[Dataset items]
.....
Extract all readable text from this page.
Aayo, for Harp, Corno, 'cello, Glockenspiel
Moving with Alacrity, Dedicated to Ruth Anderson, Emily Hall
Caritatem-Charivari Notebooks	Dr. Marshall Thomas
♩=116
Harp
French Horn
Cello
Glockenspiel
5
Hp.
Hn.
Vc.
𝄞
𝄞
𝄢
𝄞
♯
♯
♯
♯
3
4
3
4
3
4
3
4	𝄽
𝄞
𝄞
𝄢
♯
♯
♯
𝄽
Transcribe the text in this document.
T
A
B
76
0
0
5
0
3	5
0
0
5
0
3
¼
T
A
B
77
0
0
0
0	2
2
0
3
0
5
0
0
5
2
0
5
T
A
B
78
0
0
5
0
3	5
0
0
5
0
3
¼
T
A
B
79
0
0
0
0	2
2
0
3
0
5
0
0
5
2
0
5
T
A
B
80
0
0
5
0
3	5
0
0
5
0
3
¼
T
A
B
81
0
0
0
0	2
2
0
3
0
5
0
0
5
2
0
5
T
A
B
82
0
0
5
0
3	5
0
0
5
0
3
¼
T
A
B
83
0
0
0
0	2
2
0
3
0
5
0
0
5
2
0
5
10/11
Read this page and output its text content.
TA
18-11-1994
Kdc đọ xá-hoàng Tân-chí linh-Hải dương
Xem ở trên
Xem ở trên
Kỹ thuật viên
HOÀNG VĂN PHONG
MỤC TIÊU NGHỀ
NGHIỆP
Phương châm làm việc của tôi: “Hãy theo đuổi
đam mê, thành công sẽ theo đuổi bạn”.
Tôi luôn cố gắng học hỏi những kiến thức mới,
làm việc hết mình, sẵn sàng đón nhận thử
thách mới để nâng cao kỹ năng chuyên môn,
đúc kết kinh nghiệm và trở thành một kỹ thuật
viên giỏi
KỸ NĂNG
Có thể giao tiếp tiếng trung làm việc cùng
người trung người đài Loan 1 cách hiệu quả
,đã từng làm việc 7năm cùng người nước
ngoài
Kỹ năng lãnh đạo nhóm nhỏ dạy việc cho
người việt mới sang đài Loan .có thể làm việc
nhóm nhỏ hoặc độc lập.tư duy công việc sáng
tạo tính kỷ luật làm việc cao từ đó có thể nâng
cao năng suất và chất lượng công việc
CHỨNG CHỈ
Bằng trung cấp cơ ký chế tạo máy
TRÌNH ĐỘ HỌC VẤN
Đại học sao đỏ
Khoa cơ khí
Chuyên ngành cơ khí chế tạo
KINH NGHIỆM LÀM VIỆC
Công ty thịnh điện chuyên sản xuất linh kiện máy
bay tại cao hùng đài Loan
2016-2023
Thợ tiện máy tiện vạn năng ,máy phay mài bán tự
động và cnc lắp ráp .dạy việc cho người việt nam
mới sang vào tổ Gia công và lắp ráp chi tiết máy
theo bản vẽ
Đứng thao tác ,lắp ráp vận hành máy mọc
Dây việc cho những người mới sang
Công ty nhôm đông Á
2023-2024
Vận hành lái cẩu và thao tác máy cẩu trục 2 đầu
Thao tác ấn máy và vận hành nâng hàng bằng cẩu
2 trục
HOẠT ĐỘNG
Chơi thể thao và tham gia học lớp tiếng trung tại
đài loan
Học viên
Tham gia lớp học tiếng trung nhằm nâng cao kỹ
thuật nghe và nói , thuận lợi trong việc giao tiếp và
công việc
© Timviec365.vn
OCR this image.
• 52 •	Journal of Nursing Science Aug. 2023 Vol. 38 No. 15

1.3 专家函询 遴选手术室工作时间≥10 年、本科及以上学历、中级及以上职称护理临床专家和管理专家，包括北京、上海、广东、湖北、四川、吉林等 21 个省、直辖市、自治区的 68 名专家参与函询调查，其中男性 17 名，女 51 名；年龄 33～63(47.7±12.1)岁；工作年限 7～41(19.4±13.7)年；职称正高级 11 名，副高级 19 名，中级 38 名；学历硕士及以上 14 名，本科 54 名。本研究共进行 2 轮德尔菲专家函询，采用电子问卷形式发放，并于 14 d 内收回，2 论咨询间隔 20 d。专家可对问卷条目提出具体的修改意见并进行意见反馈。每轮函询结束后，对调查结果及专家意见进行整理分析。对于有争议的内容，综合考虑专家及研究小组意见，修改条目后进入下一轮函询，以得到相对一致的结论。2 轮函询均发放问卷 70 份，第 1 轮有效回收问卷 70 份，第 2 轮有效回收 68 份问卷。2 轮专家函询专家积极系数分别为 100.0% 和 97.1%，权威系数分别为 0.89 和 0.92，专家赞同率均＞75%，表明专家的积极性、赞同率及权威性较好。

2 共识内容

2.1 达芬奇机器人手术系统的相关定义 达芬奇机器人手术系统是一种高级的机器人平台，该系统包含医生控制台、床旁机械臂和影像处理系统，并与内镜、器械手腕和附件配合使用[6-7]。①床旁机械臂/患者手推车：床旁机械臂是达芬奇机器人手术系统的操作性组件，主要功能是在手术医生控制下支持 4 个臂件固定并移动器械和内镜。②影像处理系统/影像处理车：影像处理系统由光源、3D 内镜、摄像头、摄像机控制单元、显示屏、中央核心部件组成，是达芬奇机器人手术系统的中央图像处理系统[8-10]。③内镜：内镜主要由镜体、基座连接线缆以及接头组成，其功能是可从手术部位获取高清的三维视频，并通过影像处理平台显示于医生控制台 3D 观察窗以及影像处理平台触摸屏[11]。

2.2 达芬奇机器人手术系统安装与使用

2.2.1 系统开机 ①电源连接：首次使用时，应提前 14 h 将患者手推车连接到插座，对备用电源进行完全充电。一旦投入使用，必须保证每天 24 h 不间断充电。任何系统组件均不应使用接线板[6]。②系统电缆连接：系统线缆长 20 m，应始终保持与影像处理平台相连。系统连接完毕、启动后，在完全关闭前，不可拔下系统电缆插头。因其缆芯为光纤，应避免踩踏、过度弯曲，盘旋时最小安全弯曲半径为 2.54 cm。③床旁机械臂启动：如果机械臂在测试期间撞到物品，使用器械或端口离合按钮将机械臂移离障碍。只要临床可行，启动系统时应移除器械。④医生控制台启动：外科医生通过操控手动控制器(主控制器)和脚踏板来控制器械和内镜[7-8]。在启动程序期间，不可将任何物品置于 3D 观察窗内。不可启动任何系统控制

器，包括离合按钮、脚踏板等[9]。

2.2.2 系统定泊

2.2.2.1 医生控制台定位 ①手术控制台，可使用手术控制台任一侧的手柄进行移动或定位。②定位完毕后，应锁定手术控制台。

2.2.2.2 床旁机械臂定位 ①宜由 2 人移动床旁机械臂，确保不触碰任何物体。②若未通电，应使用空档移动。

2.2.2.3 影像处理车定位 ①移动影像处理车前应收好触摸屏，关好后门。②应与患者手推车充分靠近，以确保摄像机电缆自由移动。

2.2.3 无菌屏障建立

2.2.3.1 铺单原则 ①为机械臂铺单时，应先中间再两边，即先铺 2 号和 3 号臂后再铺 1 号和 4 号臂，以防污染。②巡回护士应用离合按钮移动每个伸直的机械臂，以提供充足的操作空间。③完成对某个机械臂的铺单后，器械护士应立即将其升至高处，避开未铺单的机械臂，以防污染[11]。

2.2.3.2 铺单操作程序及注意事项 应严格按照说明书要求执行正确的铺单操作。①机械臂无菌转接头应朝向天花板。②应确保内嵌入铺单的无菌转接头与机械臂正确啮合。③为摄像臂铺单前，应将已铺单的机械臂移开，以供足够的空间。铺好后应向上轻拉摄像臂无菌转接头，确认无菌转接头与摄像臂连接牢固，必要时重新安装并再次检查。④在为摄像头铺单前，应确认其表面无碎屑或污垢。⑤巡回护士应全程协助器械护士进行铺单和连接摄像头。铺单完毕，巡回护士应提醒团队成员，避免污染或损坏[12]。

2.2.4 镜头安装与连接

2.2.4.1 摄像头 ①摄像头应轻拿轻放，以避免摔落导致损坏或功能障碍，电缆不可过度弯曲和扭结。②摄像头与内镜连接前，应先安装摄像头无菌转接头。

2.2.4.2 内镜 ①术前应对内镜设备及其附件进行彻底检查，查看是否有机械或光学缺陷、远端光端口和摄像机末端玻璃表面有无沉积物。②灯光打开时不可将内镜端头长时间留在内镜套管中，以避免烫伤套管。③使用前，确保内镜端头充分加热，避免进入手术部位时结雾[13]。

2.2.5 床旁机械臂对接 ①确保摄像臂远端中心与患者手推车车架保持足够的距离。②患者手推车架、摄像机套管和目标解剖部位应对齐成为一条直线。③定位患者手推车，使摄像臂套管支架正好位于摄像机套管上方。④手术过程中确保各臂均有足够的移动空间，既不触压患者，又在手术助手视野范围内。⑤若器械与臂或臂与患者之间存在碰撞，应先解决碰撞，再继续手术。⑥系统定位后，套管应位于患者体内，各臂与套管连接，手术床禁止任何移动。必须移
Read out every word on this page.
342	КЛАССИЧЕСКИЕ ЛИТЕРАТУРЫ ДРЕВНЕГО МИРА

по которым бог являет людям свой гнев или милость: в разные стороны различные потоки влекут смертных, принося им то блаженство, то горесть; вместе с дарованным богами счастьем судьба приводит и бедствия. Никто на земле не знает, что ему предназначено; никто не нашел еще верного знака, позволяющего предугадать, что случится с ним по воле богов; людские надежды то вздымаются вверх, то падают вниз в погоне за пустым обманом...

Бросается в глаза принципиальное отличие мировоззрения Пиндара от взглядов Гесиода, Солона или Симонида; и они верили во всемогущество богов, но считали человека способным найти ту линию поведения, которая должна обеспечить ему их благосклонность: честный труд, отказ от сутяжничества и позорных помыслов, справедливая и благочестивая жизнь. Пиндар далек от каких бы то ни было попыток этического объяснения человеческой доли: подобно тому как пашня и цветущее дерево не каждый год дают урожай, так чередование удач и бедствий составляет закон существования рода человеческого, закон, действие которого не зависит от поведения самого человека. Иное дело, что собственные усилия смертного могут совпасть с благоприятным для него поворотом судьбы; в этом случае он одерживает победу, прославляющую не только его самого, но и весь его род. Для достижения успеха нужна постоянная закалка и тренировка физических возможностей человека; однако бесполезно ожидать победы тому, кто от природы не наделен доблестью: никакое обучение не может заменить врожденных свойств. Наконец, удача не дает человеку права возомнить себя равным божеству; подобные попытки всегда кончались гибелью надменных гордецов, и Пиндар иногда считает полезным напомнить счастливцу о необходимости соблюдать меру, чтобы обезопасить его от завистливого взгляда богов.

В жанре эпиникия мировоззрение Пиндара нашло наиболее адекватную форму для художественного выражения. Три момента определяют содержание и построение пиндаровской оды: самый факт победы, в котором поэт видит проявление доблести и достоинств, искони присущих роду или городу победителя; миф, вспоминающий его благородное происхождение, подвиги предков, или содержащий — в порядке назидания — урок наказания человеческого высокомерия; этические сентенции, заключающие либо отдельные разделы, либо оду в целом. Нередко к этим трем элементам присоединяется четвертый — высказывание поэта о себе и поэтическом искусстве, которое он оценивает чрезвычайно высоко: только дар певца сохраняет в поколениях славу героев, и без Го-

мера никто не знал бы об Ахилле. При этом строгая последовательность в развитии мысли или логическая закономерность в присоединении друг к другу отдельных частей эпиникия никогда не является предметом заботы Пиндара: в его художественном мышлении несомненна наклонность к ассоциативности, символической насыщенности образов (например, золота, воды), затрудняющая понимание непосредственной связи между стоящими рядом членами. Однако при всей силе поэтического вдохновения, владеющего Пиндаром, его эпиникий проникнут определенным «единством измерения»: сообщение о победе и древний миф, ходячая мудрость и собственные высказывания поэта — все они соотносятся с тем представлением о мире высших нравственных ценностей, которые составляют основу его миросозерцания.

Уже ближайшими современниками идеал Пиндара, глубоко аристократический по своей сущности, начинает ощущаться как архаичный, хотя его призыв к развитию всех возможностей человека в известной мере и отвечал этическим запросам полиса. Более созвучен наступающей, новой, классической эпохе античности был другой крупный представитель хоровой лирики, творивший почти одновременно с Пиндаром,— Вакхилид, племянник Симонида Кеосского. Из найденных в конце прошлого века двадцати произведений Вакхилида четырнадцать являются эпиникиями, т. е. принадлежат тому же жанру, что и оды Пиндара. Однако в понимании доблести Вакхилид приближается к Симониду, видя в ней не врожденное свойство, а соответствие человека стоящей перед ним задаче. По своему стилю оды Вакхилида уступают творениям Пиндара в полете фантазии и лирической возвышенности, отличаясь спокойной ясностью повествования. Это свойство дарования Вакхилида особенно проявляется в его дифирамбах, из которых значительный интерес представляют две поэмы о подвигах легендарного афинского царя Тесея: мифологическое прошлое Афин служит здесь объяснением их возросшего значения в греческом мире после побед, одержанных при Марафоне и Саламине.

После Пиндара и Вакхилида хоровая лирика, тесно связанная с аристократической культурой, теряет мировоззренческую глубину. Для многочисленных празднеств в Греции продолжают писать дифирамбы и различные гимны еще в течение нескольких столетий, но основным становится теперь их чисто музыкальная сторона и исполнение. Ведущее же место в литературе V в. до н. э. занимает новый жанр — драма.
.....
● Exercise:
Which lines contain the word "sang"? Return each of them.

● Result:
người việt mới sang đài Loan .có thể làm việc
mới sang vào tổ Gia công và lắp ráp chi tiết máy
Dây việc cho những người mới sang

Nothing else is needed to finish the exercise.